> Excerpt to read:

Visualizing CNN Layers in CSI Estimation
I have been working on deep learning in the context of CSI estimation in MIMO systems using FDD modulation schemes. While correlations between uplink and downlink are weaker than those in TDD schemes, spatial and spectral correlations still provide useful information. In [1], the authors train a network, DualNet, to leverage uplink and downlink reciprocity in estimating downlink CSI.
While trying to extend train DualNet on a 128 antenna dataset (the original implementation uses 32 antennas), I noticed that the training time became prohbitively long. For \(10^5\) samples, the estimated training time was 76 days. To speed up the training time, I wondered where I might be able to reduce the number of parameters in the network.
To cut down on trainable parameters, I needed to understand what sorts of activations the network was learning. If certain layers are largely inactive, then perhaps those layers can be removed. To visualize hidden layers, I retooled a tutorial [2] where the author visualizes the activations for a shape-classifying Convolutional Neural Network (CNN).
The DualNet Model
First, I provide a brief summary of DualNet. The premise of DualNet is that despite weak phase correlation between uplink and downlink, the magnitude correlation and absolute value correlations are high (see Figure 1).

> Data section:
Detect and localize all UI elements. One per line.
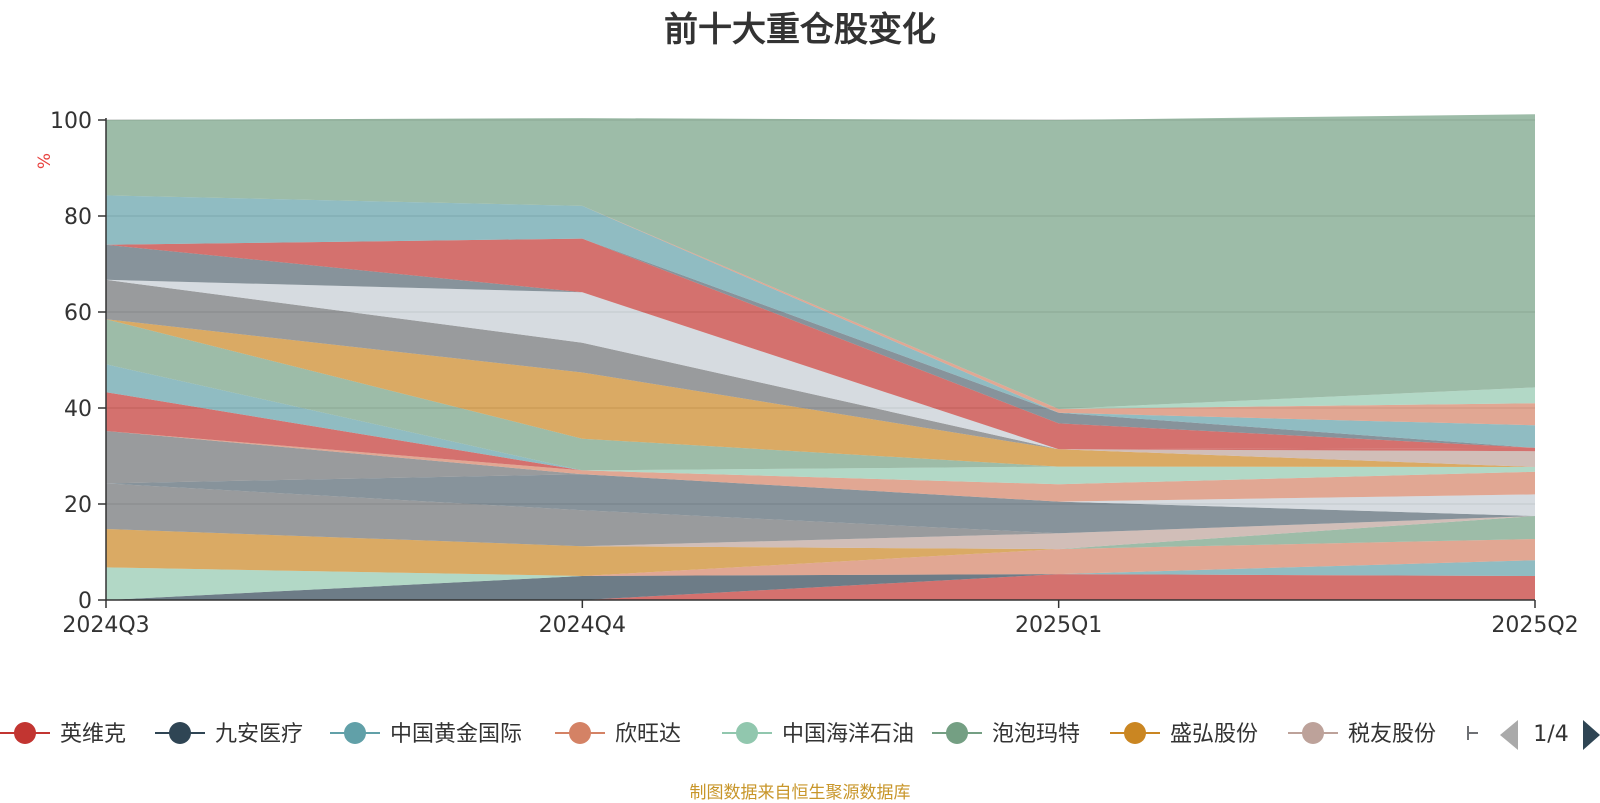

> Prompt 1:
Could you reproduce, word for word, the stretch from "While trying to" through "in the network." in the post on CSI estimation above?
> Prompt 2:
Can you take the post on visualizing CNN layers for CSI estimation further, picking up right after its final sentence?

> Exercise response 1:
While trying to extend train DualNet on a 128 antenna dataset (the original implementation uses 32 antennas), I noticed that the training time became prohbitively long. For \(10^5\) samples, the estimated training time was 76 days. To speed up the training time, I wondered where I might be able to reduce the number of parameters in the network.

> Exercise response 2:
With this observation, DualNet is tailored to accept either the magnitude or the absolute value of CSI. The magnitude variant, DualNet-MAG, is shown in Figure 2. DualNet assumes that a user equipment (UE) will leverage a CNN (the Encoder) to compress the downlink feedback and that the base station (BS) will use another CNN (the Decoder) to use encoded downlink and raw uplink values to estimate the downlink.
The Keras implementaion of DualNet-MAG and DualNet-ABS can be found in [3]. Assuming a compression ratio of \(1/4\), the network summary is shown in Figure 3. Even though there are only 32 antennas, the number of trainable parameters is already fairly large (\(\approx 8\cdot 10^5\)). However, the preponderance (\(\approx 99\%\)) of the parameters appear to be in the Dense layers.
The Activation Model
Now we look at layer-wise activations. After training the DualNet model, I pulled some samples from the validation set for the visualization. The code for this can be found in my fork of [3]. Below, I share some layer activations for a few layers of interest
Input Residual Network (Encoder)
The encoder’s activations are shown in Figure 4. The layers’ outputs largely assume the same value except for the last row of the matrix. This means that the layer may not be contributing substantial information to the encoding.
Dense Layer Output (Encoder)
The activations after the second dense network and the corresponding uplink CSI magnitude are shown in Figure 5. Despite the encoded downlink CSI having no apparent structure, the decoder is still able to reconstruct the accurate estimates of the downlink.
Residual Network (Decoder)
In this model, DualNet’s decoder has two daisy-chained residual networks. The activations through one of these networks can be seen in Figure 6. In contrast to the Encoder’s residual network, most of these layers appear to have non-negligible learned features.
Output Layer
Finally, we compare the network’s output, the learned CSI, to the true downlink CSI in Figure 7.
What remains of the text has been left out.